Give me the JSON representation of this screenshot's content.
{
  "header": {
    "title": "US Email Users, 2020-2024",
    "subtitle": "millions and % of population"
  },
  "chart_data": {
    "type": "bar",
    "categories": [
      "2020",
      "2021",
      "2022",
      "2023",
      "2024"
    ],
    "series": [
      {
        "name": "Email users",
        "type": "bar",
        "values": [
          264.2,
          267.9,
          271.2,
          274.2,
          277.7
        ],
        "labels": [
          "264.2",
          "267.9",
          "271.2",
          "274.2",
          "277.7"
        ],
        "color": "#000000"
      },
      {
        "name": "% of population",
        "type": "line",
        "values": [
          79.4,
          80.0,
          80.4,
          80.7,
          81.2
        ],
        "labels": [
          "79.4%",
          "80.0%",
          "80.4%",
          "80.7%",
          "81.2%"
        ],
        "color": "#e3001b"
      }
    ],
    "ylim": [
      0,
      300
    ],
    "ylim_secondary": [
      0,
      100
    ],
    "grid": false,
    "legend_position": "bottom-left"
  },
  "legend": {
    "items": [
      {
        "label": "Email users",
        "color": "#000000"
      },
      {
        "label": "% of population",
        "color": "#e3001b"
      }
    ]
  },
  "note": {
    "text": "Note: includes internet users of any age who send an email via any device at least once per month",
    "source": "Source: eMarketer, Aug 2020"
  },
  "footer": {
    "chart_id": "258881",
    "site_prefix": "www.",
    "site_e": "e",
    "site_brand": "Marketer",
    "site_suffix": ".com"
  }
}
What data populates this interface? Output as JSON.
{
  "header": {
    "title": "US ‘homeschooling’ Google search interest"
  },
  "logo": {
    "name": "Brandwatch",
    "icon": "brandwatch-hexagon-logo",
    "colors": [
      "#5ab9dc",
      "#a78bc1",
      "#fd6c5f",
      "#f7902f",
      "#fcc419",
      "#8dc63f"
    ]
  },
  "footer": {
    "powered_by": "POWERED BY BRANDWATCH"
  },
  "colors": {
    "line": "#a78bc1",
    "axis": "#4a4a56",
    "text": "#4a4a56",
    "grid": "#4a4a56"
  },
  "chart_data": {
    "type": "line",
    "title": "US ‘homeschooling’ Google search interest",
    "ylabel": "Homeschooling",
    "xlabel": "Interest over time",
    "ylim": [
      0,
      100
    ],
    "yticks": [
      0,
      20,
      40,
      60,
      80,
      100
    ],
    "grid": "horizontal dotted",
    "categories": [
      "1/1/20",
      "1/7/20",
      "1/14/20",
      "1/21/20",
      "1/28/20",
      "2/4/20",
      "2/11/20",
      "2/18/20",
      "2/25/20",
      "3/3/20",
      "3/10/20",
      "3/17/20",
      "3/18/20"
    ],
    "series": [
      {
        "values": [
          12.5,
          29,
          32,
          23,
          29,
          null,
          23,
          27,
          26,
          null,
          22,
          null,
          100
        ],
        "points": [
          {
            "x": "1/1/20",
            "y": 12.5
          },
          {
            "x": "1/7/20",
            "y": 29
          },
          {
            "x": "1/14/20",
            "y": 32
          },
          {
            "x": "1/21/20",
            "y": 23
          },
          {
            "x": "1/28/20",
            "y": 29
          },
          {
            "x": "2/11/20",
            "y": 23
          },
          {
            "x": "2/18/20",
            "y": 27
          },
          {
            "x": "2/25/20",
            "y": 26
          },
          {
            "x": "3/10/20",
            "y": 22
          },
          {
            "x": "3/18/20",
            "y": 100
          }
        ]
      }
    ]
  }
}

## TASK PROMPT
Copy each line of the data above without altering a single character.

## WRITTEN ANSWER
Give me the JSON representation of this screenshot's content.
{
  "header": {
    "title": "US Email Users, 2020-2024",
    "subtitle": "millions and % of population"
  },
  "chart_data": {
    "type": "bar",
    "categories": [
      "2020",
      "2021",
      "2022",
      "2023",
      "2024"
    ],
    "series": [
      {
        "name": "Email users",
        "type": "bar",
        "values": [
          264.2,
          267.9,
          271.2,
          274.2,
          277.7
        ],
        "labels": [
          "264.2",
          "267.9",
          "271.2",
          "274.2",
          "277.7"
        ],
        "color": "#000000"
      },
      {
        "name": "% of population",
        "type": "line",
        "values": [
          79.4,
          80.0,
          80.4,
          80.7,
          81.2
        ],
        "labels": [
          "79.4%",
          "80.0%",
          "80.4%",
          "80.7%",
          "81.2%"
        ],
        "color": "#e3001b"
      }
    ],
    "ylim": [
      0,
      300
    ],
    "ylim_secondary": [
      0,
      100
    ],
    "grid": false,
    "legend_position": "bottom-left"
  },
  "legend": {
    "items": [
      {
        "label": "Email users",
        "color": "#000000"
      },
      {
        "label": "% of population",
        "color": "#e3001b"
      }
    ]
  },
  "note": {
    "text": "Note: includes internet users of any age who send an email via any device at least once per month",
    "source": "Source: eMarketer, Aug 2020"
  },
  "footer": {
    "chart_id": "258881",
    "site_prefix": "www.",
    "site_e": "e",
    "site_brand": "Marketer",
    "site_suffix": ".com"
  }
}
What data populates this interface? Output as JSON.
{
  "header": {
    "title": "US ‘homeschooling’ Google search interest"
  },
  "logo": {
    "name": "Brandwatch",
    "icon": "brandwatch-hexagon-logo",
    "colors": [
      "#5ab9dc",
      "#a78bc1",
      "#fd6c5f",
      "#f7902f",
      "#fcc419",
      "#8dc63f"
    ]
  },
  "footer": {
    "powered_by": "POWERED BY BRANDWATCH"
  },
  "colors": {
    "line": "#a78bc1",
    "axis": "#4a4a56",
    "text": "#4a4a56",
    "grid": "#4a4a56"
  },
  "chart_data": {
    "type": "line",
    "title": "US ‘homeschooling’ Google search interest",
    "ylabel": "Homeschooling",
    "xlabel": "Interest over time",
    "ylim": [
      0,
      100
    ],
    "yticks": [
      0,
      20,
      40,
      60,
      80,
      100
    ],
    "grid": "horizontal dotted",
    "categories": [
      "1/1/20",
      "1/7/20",
      "1/14/20",
      "1/21/20",
      "1/28/20",
      "2/4/20",
      "2/11/20",
      "2/18/20",
      "2/25/20",
      "3/3/20",
      "3/10/20",
      "3/17/20",
      "3/18/20"
    ],
    "series": [
      {
        "values": [
          12.5,
          29,
          32,
          23,
          29,
          null,
          23,
          27,
          26,
          null,
          22,
          null,
          100
        ],
        "points": [
          {
            "x": "1/1/20",
            "y": 12.5
          },
          {
            "x": "1/7/20",
            "y": 29
          },
          {
            "x": "1/14/20",
            "y": 32
          },
          {
            "x": "1/21/20",
            "y": 23
          },
          {
            "x": "1/28/20",
            "y": 29
          },
          {
            "x": "2/11/20",
            "y": 23
          },
          {
            "x": "2/18/20",
            "y": 27
          },
          {
            "x": "2/25/20",
            "y": 26
          },
          {
            "x": "3/10/20",
            "y": 22
          },
          {
            "x": "3/18/20",
            "y": 100
          }
        ]
      }
    ]
  }
}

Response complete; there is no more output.